Copy the items word for word, from the first line through the line containing "data-point-industry [420, 327, 430, 336]", both included.

Spatial annotation entries:
==*==
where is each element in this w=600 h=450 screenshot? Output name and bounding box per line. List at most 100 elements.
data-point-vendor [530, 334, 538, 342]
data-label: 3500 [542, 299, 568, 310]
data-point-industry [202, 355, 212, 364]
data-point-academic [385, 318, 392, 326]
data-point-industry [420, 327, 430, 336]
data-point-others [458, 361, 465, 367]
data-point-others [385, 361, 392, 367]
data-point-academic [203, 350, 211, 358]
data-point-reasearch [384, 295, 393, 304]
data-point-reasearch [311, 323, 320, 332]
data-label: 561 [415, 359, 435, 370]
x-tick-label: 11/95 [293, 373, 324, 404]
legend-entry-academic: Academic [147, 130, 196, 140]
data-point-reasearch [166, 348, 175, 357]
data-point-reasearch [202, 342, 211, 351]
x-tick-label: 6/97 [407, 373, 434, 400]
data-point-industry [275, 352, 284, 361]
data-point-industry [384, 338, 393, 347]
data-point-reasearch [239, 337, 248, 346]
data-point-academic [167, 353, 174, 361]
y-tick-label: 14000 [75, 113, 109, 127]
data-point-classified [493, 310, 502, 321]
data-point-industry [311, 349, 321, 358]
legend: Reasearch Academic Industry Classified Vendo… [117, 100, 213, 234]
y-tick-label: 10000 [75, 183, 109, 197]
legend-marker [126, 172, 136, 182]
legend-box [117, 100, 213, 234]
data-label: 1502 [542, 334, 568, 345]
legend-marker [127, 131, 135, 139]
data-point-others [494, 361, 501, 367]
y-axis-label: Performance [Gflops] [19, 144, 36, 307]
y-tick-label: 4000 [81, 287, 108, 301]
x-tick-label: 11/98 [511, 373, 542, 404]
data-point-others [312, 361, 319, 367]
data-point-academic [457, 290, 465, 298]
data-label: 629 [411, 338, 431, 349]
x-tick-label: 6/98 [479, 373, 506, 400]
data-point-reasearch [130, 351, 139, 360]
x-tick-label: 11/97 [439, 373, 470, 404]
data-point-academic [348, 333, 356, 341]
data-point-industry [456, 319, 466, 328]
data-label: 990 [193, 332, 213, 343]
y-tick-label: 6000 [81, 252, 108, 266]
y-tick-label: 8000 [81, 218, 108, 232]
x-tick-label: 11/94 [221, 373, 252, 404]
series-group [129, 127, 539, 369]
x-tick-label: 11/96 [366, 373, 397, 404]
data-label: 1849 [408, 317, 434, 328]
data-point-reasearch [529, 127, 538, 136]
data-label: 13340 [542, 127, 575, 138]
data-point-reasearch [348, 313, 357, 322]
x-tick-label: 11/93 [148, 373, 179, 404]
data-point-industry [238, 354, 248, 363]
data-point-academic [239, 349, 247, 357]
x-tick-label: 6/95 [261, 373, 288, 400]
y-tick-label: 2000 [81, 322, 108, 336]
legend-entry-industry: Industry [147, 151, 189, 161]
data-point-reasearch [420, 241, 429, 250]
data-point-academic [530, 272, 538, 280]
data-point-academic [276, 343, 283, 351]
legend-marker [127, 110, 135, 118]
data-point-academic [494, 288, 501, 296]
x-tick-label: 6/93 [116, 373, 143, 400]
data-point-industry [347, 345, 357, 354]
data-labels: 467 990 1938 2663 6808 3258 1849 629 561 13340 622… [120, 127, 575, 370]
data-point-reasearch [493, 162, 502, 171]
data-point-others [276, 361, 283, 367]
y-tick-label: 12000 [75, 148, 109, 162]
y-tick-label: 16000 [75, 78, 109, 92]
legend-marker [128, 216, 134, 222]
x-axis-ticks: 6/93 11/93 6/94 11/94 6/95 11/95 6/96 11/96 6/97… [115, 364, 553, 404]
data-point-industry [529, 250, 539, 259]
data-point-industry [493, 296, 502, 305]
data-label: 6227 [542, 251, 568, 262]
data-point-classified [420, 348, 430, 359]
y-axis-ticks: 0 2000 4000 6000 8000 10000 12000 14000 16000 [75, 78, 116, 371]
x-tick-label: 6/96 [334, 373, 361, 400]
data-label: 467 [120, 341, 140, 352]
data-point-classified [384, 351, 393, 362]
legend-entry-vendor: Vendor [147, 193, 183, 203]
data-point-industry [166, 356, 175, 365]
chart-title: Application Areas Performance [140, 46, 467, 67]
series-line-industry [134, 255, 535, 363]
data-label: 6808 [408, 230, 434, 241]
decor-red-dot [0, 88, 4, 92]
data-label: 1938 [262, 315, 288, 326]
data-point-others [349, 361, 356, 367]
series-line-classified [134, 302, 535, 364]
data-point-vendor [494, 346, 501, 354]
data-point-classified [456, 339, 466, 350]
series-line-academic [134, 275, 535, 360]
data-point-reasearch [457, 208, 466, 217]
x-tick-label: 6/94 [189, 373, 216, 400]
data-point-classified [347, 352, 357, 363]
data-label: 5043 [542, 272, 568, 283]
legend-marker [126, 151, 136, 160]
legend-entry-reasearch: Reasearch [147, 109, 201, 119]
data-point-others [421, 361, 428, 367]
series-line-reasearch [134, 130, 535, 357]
==*==
### Solution to this exercise
where is each element in this w=600 h=450 screenshot? Output name and bounding box per line. List at most 100 elements.
data-point-vendor [530, 334, 538, 342]
data-label: 3500 [542, 299, 568, 310]
data-point-industry [202, 355, 212, 364]
data-point-academic [385, 318, 392, 326]
data-point-industry [420, 327, 430, 336]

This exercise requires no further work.